(Data records)

----------------------------------------

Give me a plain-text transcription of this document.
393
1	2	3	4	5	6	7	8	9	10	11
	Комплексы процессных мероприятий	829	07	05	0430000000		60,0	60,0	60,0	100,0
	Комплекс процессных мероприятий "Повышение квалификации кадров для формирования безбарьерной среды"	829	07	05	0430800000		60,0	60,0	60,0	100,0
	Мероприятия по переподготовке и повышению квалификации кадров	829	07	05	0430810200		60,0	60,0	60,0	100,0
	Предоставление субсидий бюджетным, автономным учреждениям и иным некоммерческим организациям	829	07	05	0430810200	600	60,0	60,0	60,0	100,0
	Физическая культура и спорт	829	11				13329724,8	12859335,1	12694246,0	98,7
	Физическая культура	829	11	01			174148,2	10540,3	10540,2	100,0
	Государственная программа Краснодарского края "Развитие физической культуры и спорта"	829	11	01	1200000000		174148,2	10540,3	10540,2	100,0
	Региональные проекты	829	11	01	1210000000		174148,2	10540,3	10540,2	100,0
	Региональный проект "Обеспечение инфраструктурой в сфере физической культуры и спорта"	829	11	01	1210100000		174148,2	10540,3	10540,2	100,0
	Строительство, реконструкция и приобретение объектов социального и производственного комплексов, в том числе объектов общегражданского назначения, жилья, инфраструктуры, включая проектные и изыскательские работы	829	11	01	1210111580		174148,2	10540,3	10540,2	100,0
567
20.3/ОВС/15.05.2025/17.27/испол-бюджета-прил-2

----------------------------------------

= Do this =
Return each line of the data that contains the string "культуры".

= Complete response =
	Государственная программа Краснодарского края "Развитие физической культуры и спорта"	829	11	01	1200000000		174148,2	10540,3	10540,2	100,0
	Региональный проект "Обеспечение инфраструктурой в сфере физической культуры и спорта"	829	11	01	1210100000		174148,2	10540,3	10540,2	100,0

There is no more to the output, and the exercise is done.